-- Task prompt --
Each line of the material must be returned exactly.

-- The data --
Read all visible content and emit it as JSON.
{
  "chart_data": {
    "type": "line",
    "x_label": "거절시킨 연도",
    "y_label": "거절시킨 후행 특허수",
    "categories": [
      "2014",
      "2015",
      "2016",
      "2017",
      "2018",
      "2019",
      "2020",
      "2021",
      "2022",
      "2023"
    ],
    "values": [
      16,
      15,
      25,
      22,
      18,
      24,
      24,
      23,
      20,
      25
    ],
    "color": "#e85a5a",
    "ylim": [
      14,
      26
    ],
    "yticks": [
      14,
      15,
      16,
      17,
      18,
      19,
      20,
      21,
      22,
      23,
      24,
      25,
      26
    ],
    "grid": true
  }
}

-- Answer to the exercise --
Read all visible content and emit it as JSON.
{
  "chart_data": {
    "type": "line",
    "x_label": "거절시킨 연도",
    "y_label": "거절시킨 후행 특허수",
    "categories": [
      "2014",
      "2015",
      "2016",
      "2017",
      "2018",
      "2019",
      "2020",
      "2021",
      "2022",
      "2023"
    ],
    "values": [
      16,
      15,
      25,
      22,
      18,
      24,
      24,
      23,
      20,
      25
    ],
    "color": "#e85a5a",
    "ylim": [
      14,
      26
    ],
    "yticks": [
      14,
      15,
      16,
      17,
      18,
      19,
      20,
      21,
      22,
      23,
      24,
      25,
      26
    ],
    "grid": true
  }
}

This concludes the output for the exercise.